Data excerpts:

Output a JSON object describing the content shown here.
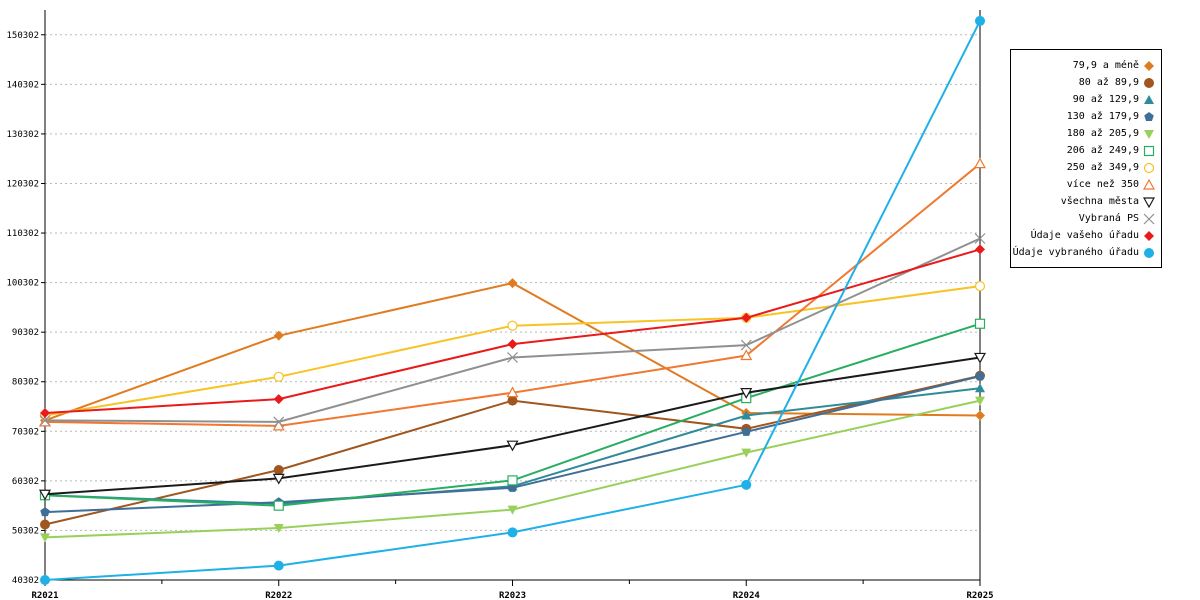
{
  "chart_data": {
    "type": "line",
    "categories": [
      "R2021",
      "R2022",
      "R2023",
      "R2024",
      "R2025"
    ],
    "y_ticks": [
      "40302",
      "50302",
      "60302",
      "70302",
      "80302",
      "90302",
      "100302",
      "110302",
      "120302",
      "130302",
      "140302",
      "150302"
    ],
    "ylim": [
      40302,
      155302
    ],
    "grid": true,
    "legend_position": "right",
    "series": [
      {
        "name": "79,9 a méně",
        "color": "#e07b20",
        "marker": "diamond",
        "values": [
          72500,
          89600,
          100200,
          74000,
          73500
        ]
      },
      {
        "name": "80 až 89,9",
        "color": "#a0561e",
        "marker": "circle",
        "values": [
          51500,
          62500,
          76500,
          70800,
          81500
        ]
      },
      {
        "name": "90 až 129,9",
        "color": "#2e8b9a",
        "marker": "triangle-up",
        "values": [
          57400,
          55700,
          59200,
          73500,
          79000
        ]
      },
      {
        "name": "130 až 179,9",
        "color": "#3f6e96",
        "marker": "pentagon",
        "values": [
          54000,
          56000,
          58900,
          70200,
          81400
        ]
      },
      {
        "name": "180 až 205,9",
        "color": "#99d05a",
        "marker": "triangle-down",
        "values": [
          48900,
          50800,
          54500,
          66000,
          76500
        ]
      },
      {
        "name": "206 až 249,9",
        "color": "#27ae60",
        "marker": "square-open",
        "values": [
          57400,
          55300,
          60400,
          77000,
          92000
        ]
      },
      {
        "name": "250 až 349,9",
        "color": "#f7c325",
        "marker": "circle-open",
        "values": [
          73500,
          81300,
          91600,
          93200,
          99600
        ]
      },
      {
        "name": "více než 350",
        "color": "#f07830",
        "marker": "triangle-up-open",
        "values": [
          72200,
          71400,
          78100,
          85600,
          124300
        ]
      },
      {
        "name": "všechna města",
        "color": "#1a1a1a",
        "marker": "triangle-down-open",
        "values": [
          57600,
          60800,
          67500,
          78100,
          85200
        ]
      },
      {
        "name": "Vybraná PS",
        "color": "#909090",
        "marker": "x",
        "values": [
          72500,
          72200,
          85200,
          87700,
          109200
        ]
      },
      {
        "name": "Údaje vašeho úřadu",
        "color": "#e81a1a",
        "marker": "diamond",
        "values": [
          74000,
          76800,
          87900,
          93200,
          107000
        ]
      },
      {
        "name": "Údaje vybraného úřadu",
        "color": "#1eb0e6",
        "marker": "circle",
        "values": [
          40302,
          43200,
          49900,
          59500,
          153100
        ]
      }
    ]
  }
}
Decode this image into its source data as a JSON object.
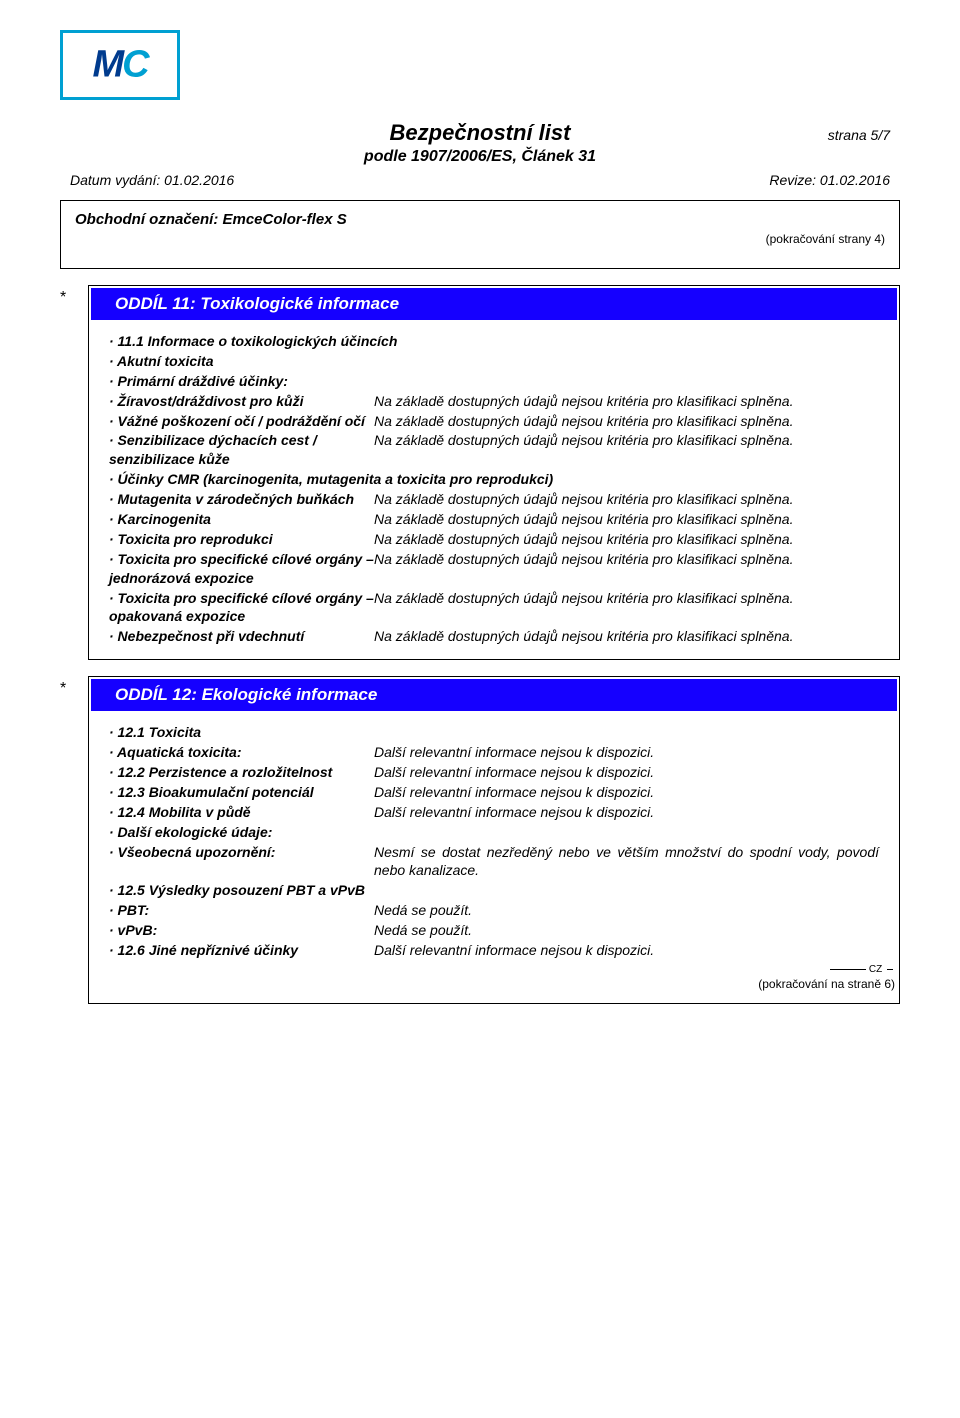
{
  "colors": {
    "logo_border": "#00a0d2",
    "logo_m": "#003b8e",
    "logo_c": "#00a0d2",
    "section_header_bg": "#1500ff",
    "section_header_text": "#ffffff",
    "text": "#000000",
    "border": "#000000"
  },
  "header": {
    "page_label": "strana 5/7",
    "title": "Bezpečnostní list",
    "subtitle": "podle 1907/2006/ES, Článek 31",
    "date_label": "Datum vydání: 01.02.2016",
    "revision_label": "Revize: 01.02.2016"
  },
  "top_box": {
    "product_label": "Obchodní označení: EmceColor-flex S",
    "continuation": "(pokračování  strany 4)"
  },
  "section11": {
    "asterisk": "*",
    "title": "ODDÍL 11: Toxikologické informace",
    "rows": [
      {
        "label": "· 11.1 Informace o toxikologických účincích",
        "value": "",
        "label_only": true
      },
      {
        "label": "· Akutní toxicita",
        "value": "",
        "label_only": true
      },
      {
        "label": "· Primární dráždivé účinky:",
        "value": "",
        "label_only": true
      },
      {
        "label": "· Žíravost/dráždivost pro kůži",
        "value": "Na základě dostupných údajů nejsou kritéria pro klasifikaci splněna."
      },
      {
        "label": "· Vážné poškození očí / podráždění očí",
        "value": "Na základě dostupných údajů nejsou kritéria pro klasifikaci splněna."
      },
      {
        "label": "· Senzibilizace dýchacích cest / senzibilizace kůže",
        "value": "Na základě dostupných údajů nejsou kritéria pro klasifikaci splněna."
      },
      {
        "label": "· Účinky CMR (karcinogenita, mutagenita a toxicita pro reprodukci)",
        "value": "",
        "label_only": true
      },
      {
        "label": "· Mutagenita v zárodečných buňkách",
        "value": "Na základě dostupných údajů nejsou kritéria pro klasifikaci splněna."
      },
      {
        "label": "· Karcinogenita",
        "value": "Na základě dostupných údajů nejsou kritéria pro klasifikaci splněna."
      },
      {
        "label": "· Toxicita pro reprodukci",
        "value": "Na základě dostupných údajů nejsou kritéria pro klasifikaci splněna."
      },
      {
        "label": "· Toxicita pro specifické cílové orgány – jednorázová expozice",
        "value": "Na základě dostupných údajů nejsou kritéria pro klasifikaci splněna."
      },
      {
        "label": "· Toxicita pro specifické cílové orgány – opakovaná expozice",
        "value": "Na základě dostupných údajů nejsou kritéria pro klasifikaci splněna."
      },
      {
        "label": "· Nebezpečnost při vdechnutí",
        "value": "Na základě dostupných údajů nejsou kritéria pro klasifikaci splněna."
      }
    ]
  },
  "section12": {
    "asterisk": "*",
    "title": "ODDÍL 12: Ekologické informace",
    "rows": [
      {
        "label": "· 12.1 Toxicita",
        "value": "",
        "label_only": true
      },
      {
        "label": "· Aquatická toxicita:",
        "value": "Další relevantní informace nejsou k dispozici."
      },
      {
        "label": "· 12.2 Perzistence a rozložitelnost",
        "value": "Další relevantní informace nejsou k dispozici."
      },
      {
        "label": "· 12.3 Bioakumulační potenciál",
        "value": "Další relevantní informace nejsou k dispozici."
      },
      {
        "label": "· 12.4 Mobilita v půdě",
        "value": "Další relevantní informace nejsou k dispozici."
      },
      {
        "label": "· Další ekologické údaje:",
        "value": "",
        "label_only": true
      },
      {
        "label": "· Všeobecná upozornění:",
        "value": "Nesmí se dostat nezředěný nebo ve větším množství do spodní vody, povodí nebo kanalizace."
      },
      {
        "label": "· 12.5 Výsledky posouzení PBT a vPvB",
        "value": "",
        "label_only": true
      },
      {
        "label": "· PBT:",
        "value": "Nedá se použít."
      },
      {
        "label": "· vPvB:",
        "value": "Nedá se použít."
      },
      {
        "label": "· 12.6 Jiné nepříznivé účinky",
        "value": "Další relevantní informace nejsou k dispozici."
      }
    ],
    "footer_cz": "CZ",
    "footer_continuation": "(pokračování na straně 6)"
  }
}
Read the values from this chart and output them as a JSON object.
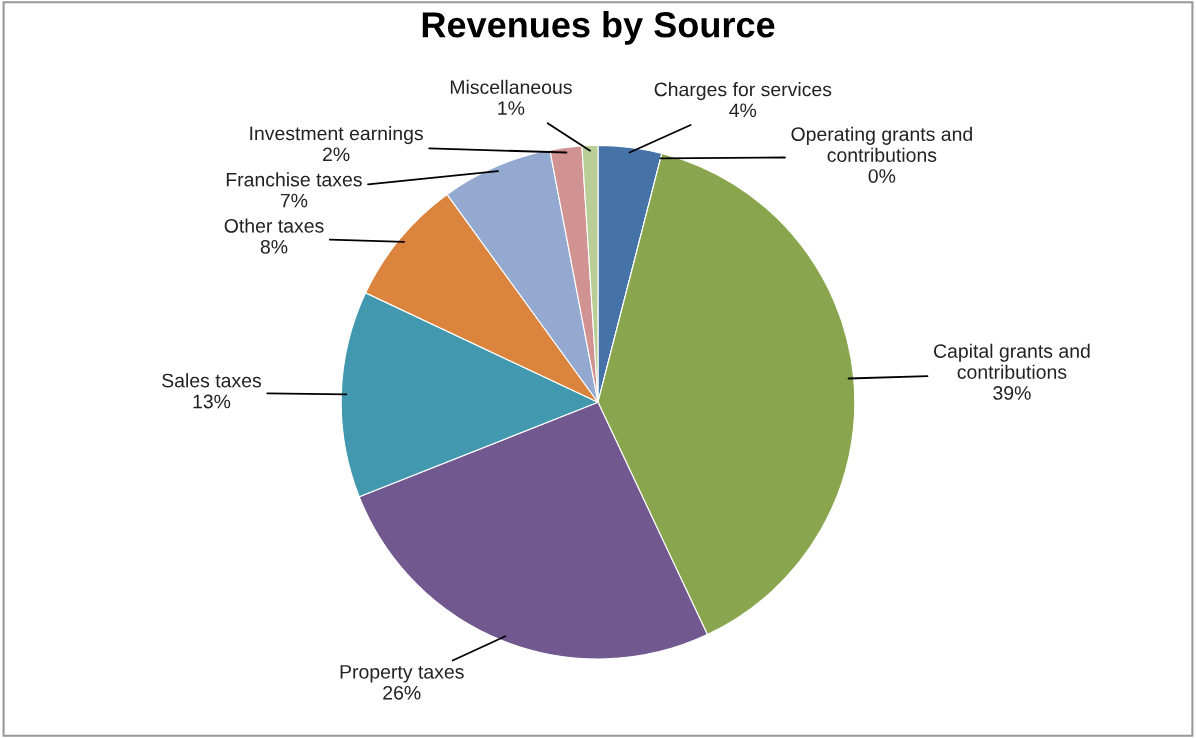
{
  "chart_data": {
    "type": "pie",
    "title": "Revenues by Source",
    "categories": [
      "Charges for services",
      "Operating grants and contributions",
      "Capital grants and contributions",
      "Property taxes",
      "Sales taxes",
      "Other taxes",
      "Franchise taxes",
      "Investment earnings",
      "Miscellaneous"
    ],
    "values": [
      4,
      0,
      39,
      26,
      13,
      8,
      7,
      2,
      1
    ],
    "value_labels": [
      "4%",
      "0%",
      "39%",
      "26%",
      "13%",
      "8%",
      "7%",
      "2%",
      "1%"
    ],
    "colors": [
      "#4572a7",
      "#aa4643",
      "#89a54e",
      "#71588f",
      "#4198af",
      "#db843d",
      "#93a9cf",
      "#d19392",
      "#b9cd96"
    ],
    "legend": false
  }
}
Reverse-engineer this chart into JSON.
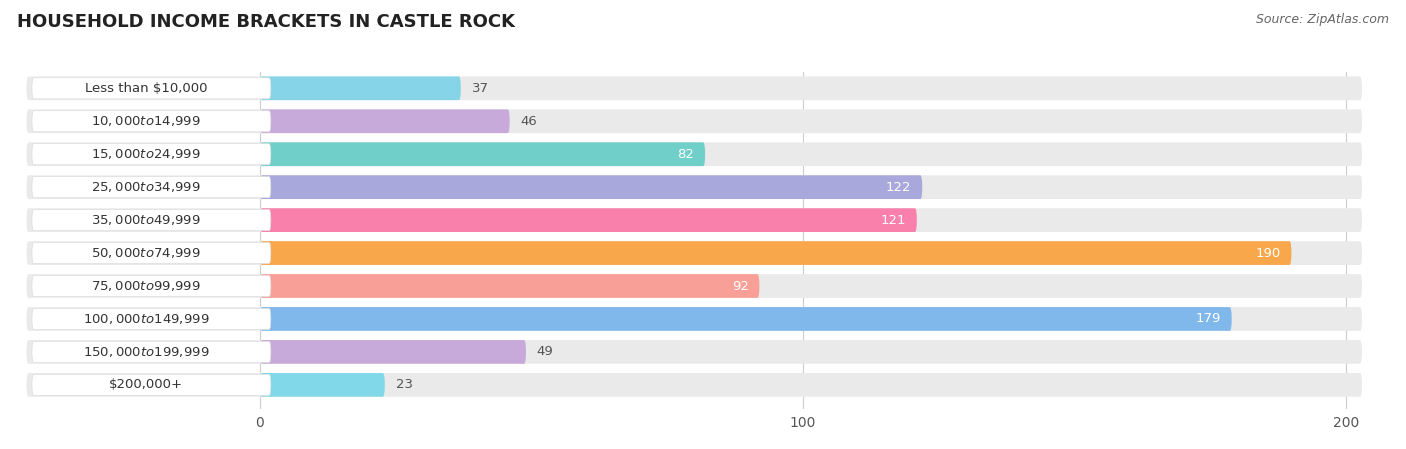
{
  "title": "HOUSEHOLD INCOME BRACKETS IN CASTLE ROCK",
  "source": "Source: ZipAtlas.com",
  "categories": [
    "Less than $10,000",
    "$10,000 to $14,999",
    "$15,000 to $24,999",
    "$25,000 to $34,999",
    "$35,000 to $49,999",
    "$50,000 to $74,999",
    "$75,000 to $99,999",
    "$100,000 to $149,999",
    "$150,000 to $199,999",
    "$200,000+"
  ],
  "values": [
    37,
    46,
    82,
    122,
    121,
    190,
    92,
    179,
    49,
    23
  ],
  "bar_colors": [
    "#85D4E8",
    "#C8AADA",
    "#70CFC8",
    "#A8A8DC",
    "#F880AA",
    "#F8A84A",
    "#F8A098",
    "#80B8EC",
    "#C8AADA",
    "#80D8E8"
  ],
  "bg_bar_color": "#EAEAEA",
  "label_pill_color": "#FFFFFF",
  "xlim_max": 200,
  "x_ticks": [
    0,
    100,
    200
  ],
  "title_fontsize": 13,
  "label_fontsize": 9.5,
  "value_fontsize": 9.5,
  "source_fontsize": 9
}
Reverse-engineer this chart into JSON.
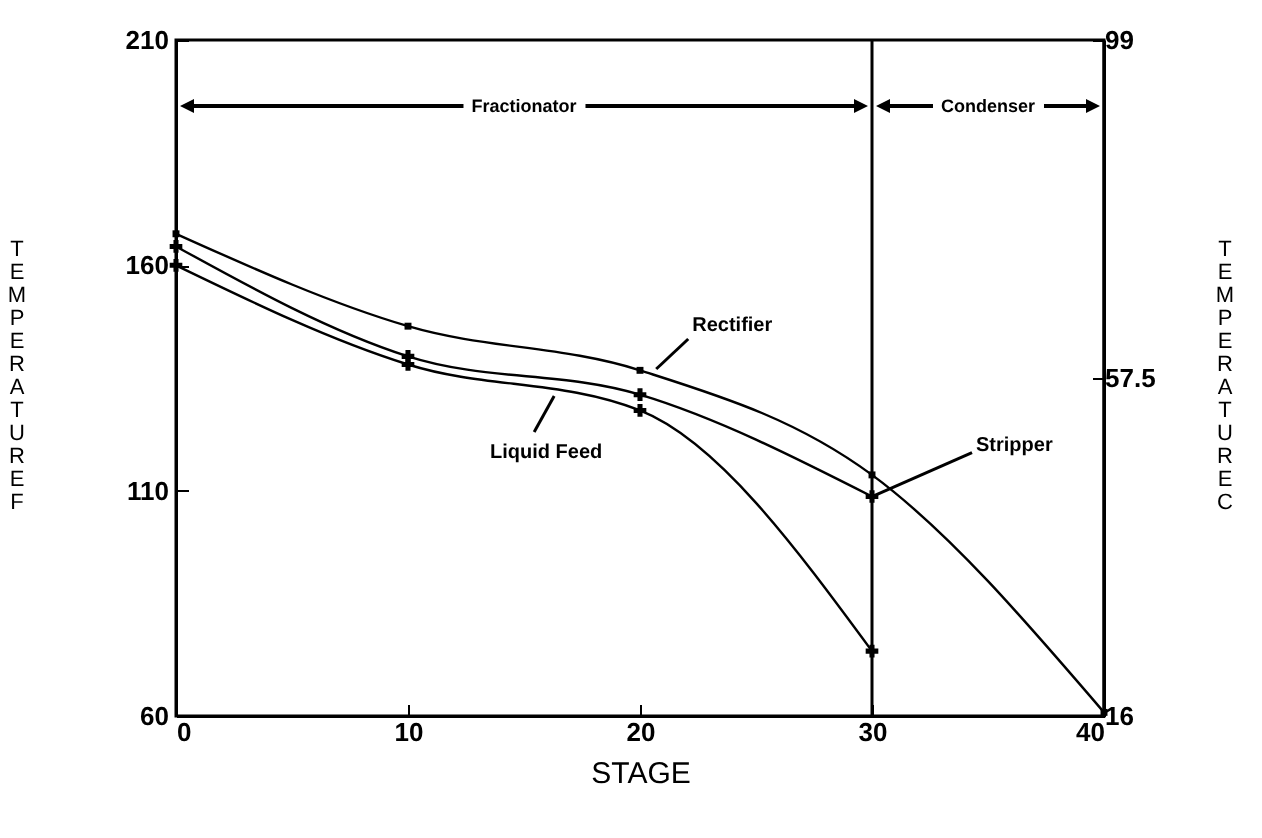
{
  "chart_data": {
    "type": "line",
    "xlabel": "STAGE",
    "ylabel": "TEMPERATURE F",
    "y2label": "TEMPERATURE C",
    "xlim": [
      0,
      40
    ],
    "xticks": [
      0,
      10,
      20,
      30,
      40
    ],
    "ylim": [
      60,
      210
    ],
    "yticks": [
      60,
      110,
      160,
      210
    ],
    "y2lim": [
      16,
      99
    ],
    "y2ticks": [
      16,
      57.5,
      99
    ],
    "grid": false,
    "line_style": "solid",
    "series": [
      {
        "color": "#000000",
        "marker": "square",
        "x": [
          0,
          10,
          20,
          30,
          40
        ],
        "values": [
          167,
          146.5,
          136.7,
          113.5,
          60.8
        ]
      },
      {
        "color": "#000000",
        "marker": "cross",
        "x": [
          0,
          10,
          20,
          30
        ],
        "values": [
          164.2,
          139.8,
          131.3,
          108.7
        ]
      },
      {
        "color": "#000000",
        "marker": "cross",
        "x": [
          0,
          10,
          20,
          30
        ],
        "values": [
          160,
          138,
          127.8,
          74.4
        ]
      }
    ],
    "ref_lines": [
      {
        "axis": "x",
        "value": 30,
        "color": "#000000"
      }
    ],
    "annotations": [
      "Fractionator",
      "Condenser",
      {
        "text": "Rectifier",
        "x": 20.7,
        "y": 137
      },
      {
        "text": "Liquid Feed",
        "x": 16.3,
        "y": 131
      },
      {
        "text": "Stripper",
        "x": 30,
        "y": 108.7
      }
    ]
  }
}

Task goal: Scan the listing above and identify each line holding the string "object"; copy every such line.

The reply:
Output a JSON object describing the content shown here.
Decode this image into its source data as a JSON object.
Read the values from this chart and output them as a JSON object.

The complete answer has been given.